## [GIVEN EXERCISE]
Reproduce the listing word for word, leaving every picture behind.

[Data listing]
>> start
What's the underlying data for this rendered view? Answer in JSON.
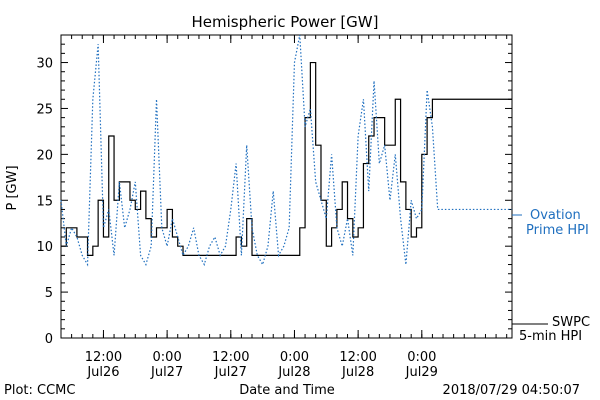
{
  "chart_data": {
    "type": "line",
    "title": "Hemispheric Power [GW]",
    "ylabel": "P [GW]",
    "xlabel": "Date and Time",
    "ylim": [
      0,
      33
    ],
    "xlim_hours": [
      0,
      85
    ],
    "y_ticks": [
      0,
      5,
      10,
      15,
      20,
      25,
      30
    ],
    "x_ticks": [
      {
        "time": "12:00",
        "date": "Jul26"
      },
      {
        "time": "0:00",
        "date": "Jul27"
      },
      {
        "time": "12:00",
        "date": "Jul27"
      },
      {
        "time": "0:00",
        "date": "Jul28"
      },
      {
        "time": "12:00",
        "date": "Jul28"
      },
      {
        "time": "0:00",
        "date": "Jul29"
      }
    ],
    "series": [
      {
        "name": "SWPC 5-min HPI",
        "label_lines": [
          "SWPC",
          "5-min HPI"
        ],
        "color": "#000000",
        "style": "solid",
        "x": [
          0,
          1,
          2,
          3,
          4,
          5,
          6,
          7,
          8,
          9,
          10,
          11,
          12,
          13,
          14,
          15,
          16,
          17,
          18,
          19,
          20,
          21,
          22,
          23,
          24,
          25,
          26,
          27,
          28,
          29,
          30,
          31,
          32,
          33,
          34,
          35,
          36,
          37,
          38,
          39,
          40,
          41,
          42,
          43,
          44,
          45,
          46,
          47,
          48,
          49,
          50,
          51,
          52,
          53,
          54,
          55,
          56,
          57,
          58,
          59,
          60,
          61,
          62,
          63,
          64,
          65,
          66,
          67,
          68,
          69,
          70,
          71,
          72,
          73,
          74,
          75,
          76,
          77,
          78,
          79,
          80,
          81,
          82,
          83,
          84,
          85
        ],
        "y": [
          10,
          12,
          12,
          11,
          11,
          9,
          10,
          15,
          11,
          22,
          15,
          17,
          17,
          15,
          14,
          16,
          13,
          11,
          12,
          12,
          14,
          11,
          10,
          9,
          9,
          9,
          9,
          9,
          9,
          9,
          9,
          9,
          9,
          11,
          10,
          13,
          9,
          9,
          9,
          9,
          9,
          9,
          9,
          9,
          9,
          12,
          24,
          30,
          21,
          15,
          10,
          12,
          14,
          17,
          13,
          11,
          12,
          19,
          22,
          24,
          24,
          21,
          21,
          26,
          17,
          14,
          11,
          12,
          20,
          24,
          26,
          26,
          26,
          26,
          26,
          26,
          26,
          26,
          26,
          26,
          26,
          26,
          26,
          26,
          26,
          26
        ]
      },
      {
        "name": "Ovation Prime HPI",
        "label_lines": [
          "Ovation",
          "Prime HPI"
        ],
        "color": "#1f6fbf",
        "style": "dotted",
        "x": [
          0,
          1,
          2,
          3,
          4,
          5,
          6,
          7,
          8,
          9,
          10,
          11,
          12,
          13,
          14,
          15,
          16,
          17,
          18,
          19,
          20,
          21,
          22,
          23,
          24,
          25,
          26,
          27,
          28,
          29,
          30,
          31,
          32,
          33,
          34,
          35,
          36,
          37,
          38,
          39,
          40,
          41,
          42,
          43,
          44,
          45,
          46,
          47,
          48,
          49,
          50,
          51,
          52,
          53,
          54,
          55,
          56,
          57,
          58,
          59,
          60,
          61,
          62,
          63,
          64,
          65,
          66,
          67,
          68,
          69,
          70,
          71,
          72,
          73,
          74,
          75,
          76,
          77,
          78,
          79,
          80,
          81,
          82,
          83,
          84,
          85
        ],
        "y": [
          15,
          10,
          12,
          11,
          9,
          8,
          26,
          32,
          12,
          14,
          9,
          17,
          12,
          14,
          17,
          9,
          8,
          10,
          26,
          12,
          10,
          13,
          11,
          9,
          10,
          12,
          9,
          8,
          10,
          11,
          9,
          10,
          14,
          19,
          9,
          21,
          12,
          9,
          8,
          10,
          16,
          9,
          10,
          12,
          30,
          33,
          23,
          25,
          17,
          15,
          13,
          20,
          12,
          10,
          13,
          9,
          22,
          26,
          16,
          28,
          19,
          21,
          15,
          20,
          13,
          8,
          15,
          13,
          14,
          27,
          23,
          14,
          14,
          14,
          14,
          14,
          14,
          14,
          14,
          14,
          14,
          14,
          14,
          14,
          14,
          14
        ]
      }
    ],
    "legend_placement": "right"
  },
  "footer": {
    "left": "Plot: CCMC",
    "right": "2018/07/29 04:50:07"
  }
}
>> end
## [WORKED ANSWER]
What's the underlying data for this rendered view? Answer in JSON.
{
  "chart_data": {
    "type": "line",
    "title": "Hemispheric Power [GW]",
    "ylabel": "P [GW]",
    "xlabel": "Date and Time",
    "ylim": [
      0,
      33
    ],
    "xlim_hours": [
      0,
      85
    ],
    "y_ticks": [
      0,
      5,
      10,
      15,
      20,
      25,
      30
    ],
    "x_ticks": [
      {
        "time": "12:00",
        "date": "Jul26"
      },
      {
        "time": "0:00",
        "date": "Jul27"
      },
      {
        "time": "12:00",
        "date": "Jul27"
      },
      {
        "time": "0:00",
        "date": "Jul28"
      },
      {
        "time": "12:00",
        "date": "Jul28"
      },
      {
        "time": "0:00",
        "date": "Jul29"
      }
    ],
    "series": [
      {
        "name": "SWPC 5-min HPI",
        "label_lines": [
          "SWPC",
          "5-min HPI"
        ],
        "color": "#000000",
        "style": "solid",
        "x": [
          0,
          1,
          2,
          3,
          4,
          5,
          6,
          7,
          8,
          9,
          10,
          11,
          12,
          13,
          14,
          15,
          16,
          17,
          18,
          19,
          20,
          21,
          22,
          23,
          24,
          25,
          26,
          27,
          28,
          29,
          30,
          31,
          32,
          33,
          34,
          35,
          36,
          37,
          38,
          39,
          40,
          41,
          42,
          43,
          44,
          45,
          46,
          47,
          48,
          49,
          50,
          51,
          52,
          53,
          54,
          55,
          56,
          57,
          58,
          59,
          60,
          61,
          62,
          63,
          64,
          65,
          66,
          67,
          68,
          69,
          70,
          71,
          72,
          73,
          74,
          75,
          76,
          77,
          78,
          79,
          80,
          81,
          82,
          83,
          84,
          85
        ],
        "y": [
          10,
          12,
          12,
          11,
          11,
          9,
          10,
          15,
          11,
          22,
          15,
          17,
          17,
          15,
          14,
          16,
          13,
          11,
          12,
          12,
          14,
          11,
          10,
          9,
          9,
          9,
          9,
          9,
          9,
          9,
          9,
          9,
          9,
          11,
          10,
          13,
          9,
          9,
          9,
          9,
          9,
          9,
          9,
          9,
          9,
          12,
          24,
          30,
          21,
          15,
          10,
          12,
          14,
          17,
          13,
          11,
          12,
          19,
          22,
          24,
          24,
          21,
          21,
          26,
          17,
          14,
          11,
          12,
          20,
          24,
          26,
          26,
          26,
          26,
          26,
          26,
          26,
          26,
          26,
          26,
          26,
          26,
          26,
          26,
          26,
          26
        ]
      },
      {
        "name": "Ovation Prime HPI",
        "label_lines": [
          "Ovation",
          "Prime HPI"
        ],
        "color": "#1f6fbf",
        "style": "dotted",
        "x": [
          0,
          1,
          2,
          3,
          4,
          5,
          6,
          7,
          8,
          9,
          10,
          11,
          12,
          13,
          14,
          15,
          16,
          17,
          18,
          19,
          20,
          21,
          22,
          23,
          24,
          25,
          26,
          27,
          28,
          29,
          30,
          31,
          32,
          33,
          34,
          35,
          36,
          37,
          38,
          39,
          40,
          41,
          42,
          43,
          44,
          45,
          46,
          47,
          48,
          49,
          50,
          51,
          52,
          53,
          54,
          55,
          56,
          57,
          58,
          59,
          60,
          61,
          62,
          63,
          64,
          65,
          66,
          67,
          68,
          69,
          70,
          71,
          72,
          73,
          74,
          75,
          76,
          77,
          78,
          79,
          80,
          81,
          82,
          83,
          84,
          85
        ],
        "y": [
          15,
          10,
          12,
          11,
          9,
          8,
          26,
          32,
          12,
          14,
          9,
          17,
          12,
          14,
          17,
          9,
          8,
          10,
          26,
          12,
          10,
          13,
          11,
          9,
          10,
          12,
          9,
          8,
          10,
          11,
          9,
          10,
          14,
          19,
          9,
          21,
          12,
          9,
          8,
          10,
          16,
          9,
          10,
          12,
          30,
          33,
          23,
          25,
          17,
          15,
          13,
          20,
          12,
          10,
          13,
          9,
          22,
          26,
          16,
          28,
          19,
          21,
          15,
          20,
          13,
          8,
          15,
          13,
          14,
          27,
          23,
          14,
          14,
          14,
          14,
          14,
          14,
          14,
          14,
          14,
          14,
          14,
          14,
          14,
          14,
          14
        ]
      }
    ],
    "legend_placement": "right"
  },
  "footer": {
    "left": "Plot: CCMC",
    "right": "2018/07/29 04:50:07"
  }
}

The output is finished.